> _WHAT YOU SHOULD DO_
Write out every record in full, exactly as written, please.

> _RECORDS FOR PROCESSING_
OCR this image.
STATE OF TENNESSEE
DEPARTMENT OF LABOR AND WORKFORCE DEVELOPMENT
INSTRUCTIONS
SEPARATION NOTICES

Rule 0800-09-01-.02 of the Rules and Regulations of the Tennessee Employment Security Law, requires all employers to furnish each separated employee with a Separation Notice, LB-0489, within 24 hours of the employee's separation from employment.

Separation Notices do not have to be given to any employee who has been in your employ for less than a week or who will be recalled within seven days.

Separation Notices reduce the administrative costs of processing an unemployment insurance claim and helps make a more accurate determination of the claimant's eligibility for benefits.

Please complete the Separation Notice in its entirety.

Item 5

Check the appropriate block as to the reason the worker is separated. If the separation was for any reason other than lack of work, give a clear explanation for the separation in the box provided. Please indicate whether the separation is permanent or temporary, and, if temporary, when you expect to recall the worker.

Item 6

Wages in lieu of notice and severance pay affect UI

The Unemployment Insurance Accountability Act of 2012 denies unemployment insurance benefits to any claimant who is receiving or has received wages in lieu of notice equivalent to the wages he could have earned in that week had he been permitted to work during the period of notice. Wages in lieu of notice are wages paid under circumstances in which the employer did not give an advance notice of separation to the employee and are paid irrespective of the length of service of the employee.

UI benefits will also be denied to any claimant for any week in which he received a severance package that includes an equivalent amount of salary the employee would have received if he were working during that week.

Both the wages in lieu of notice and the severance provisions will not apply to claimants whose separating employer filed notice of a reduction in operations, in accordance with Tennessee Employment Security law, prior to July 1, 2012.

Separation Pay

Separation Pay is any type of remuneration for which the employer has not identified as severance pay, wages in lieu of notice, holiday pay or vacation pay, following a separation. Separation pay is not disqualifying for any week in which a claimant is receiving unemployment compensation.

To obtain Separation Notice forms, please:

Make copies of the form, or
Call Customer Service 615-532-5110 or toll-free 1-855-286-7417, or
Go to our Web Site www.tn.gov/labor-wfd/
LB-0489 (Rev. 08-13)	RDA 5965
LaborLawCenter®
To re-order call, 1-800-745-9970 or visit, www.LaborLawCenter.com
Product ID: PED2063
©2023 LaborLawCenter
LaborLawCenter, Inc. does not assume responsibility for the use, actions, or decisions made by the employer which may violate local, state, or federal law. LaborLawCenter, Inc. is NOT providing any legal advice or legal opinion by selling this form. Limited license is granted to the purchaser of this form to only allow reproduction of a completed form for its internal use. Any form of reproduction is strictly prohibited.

> _RESPONSE TO THIS EXERCISE_
OCR this image.
STATE OF TENNESSEE
DEPARTMENT OF LABOR AND WORKFORCE DEVELOPMENT
INSTRUCTIONS
SEPARATION NOTICES

Rule 0800-09-01-.02 of the Rules and Regulations of the Tennessee Employment Security Law, requires all employers to furnish each separated employee with a Separation Notice, LB-0489, within 24 hours of the employee's separation from employment.

Separation Notices do not have to be given to any employee who has been in your employ for less than a week or who will be recalled within seven days.

Separation Notices reduce the administrative costs of processing an unemployment insurance claim and helps make a more accurate determination of the claimant's eligibility for benefits.

Please complete the Separation Notice in its entirety.

Item 5

Check the appropriate block as to the reason the worker is separated. If the separation was for any reason other than lack of work, give a clear explanation for the separation in the box provided. Please indicate whether the separation is permanent or temporary, and, if temporary, when you expect to recall the worker.

Item 6

Wages in lieu of notice and severance pay affect UI

The Unemployment Insurance Accountability Act of 2012 denies unemployment insurance benefits to any claimant who is receiving or has received wages in lieu of notice equivalent to the wages he could have earned in that week had he been permitted to work during the period of notice. Wages in lieu of notice are wages paid under circumstances in which the employer did not give an advance notice of separation to the employee and are paid irrespective of the length of service of the employee.

UI benefits will also be denied to any claimant for any week in which he received a severance package that includes an equivalent amount of salary the employee would have received if he were working during that week.

Both the wages in lieu of notice and the severance provisions will not apply to claimants whose separating employer filed notice of a reduction in operations, in accordance with Tennessee Employment Security law, prior to July 1, 2012.

Separation Pay

Separation Pay is any type of remuneration for which the employer has not identified as severance pay, wages in lieu of notice, holiday pay or vacation pay, following a separation. Separation pay is not disqualifying for any week in which a claimant is receiving unemployment compensation.

To obtain Separation Notice forms, please:

Make copies of the form, or
Call Customer Service 615-532-5110 or toll-free 1-855-286-7417, or
Go to our Web Site www.tn.gov/labor-wfd/
LB-0489 (Rev. 08-13)	RDA 5965
LaborLawCenter®
To re-order call, 1-800-745-9970 or visit, www.LaborLawCenter.com
Product ID: PED2063
©2023 LaborLawCenter
LaborLawCenter, Inc. does not assume responsibility for the use, actions, or decisions made by the employer which may violate local, state, or federal law. LaborLawCenter, Inc. is NOT providing any legal advice or legal opinion by selling this form. Limited license is granted to the purchaser of this form to only allow reproduction of a completed form for its internal use. Any form of reproduction is strictly prohibited.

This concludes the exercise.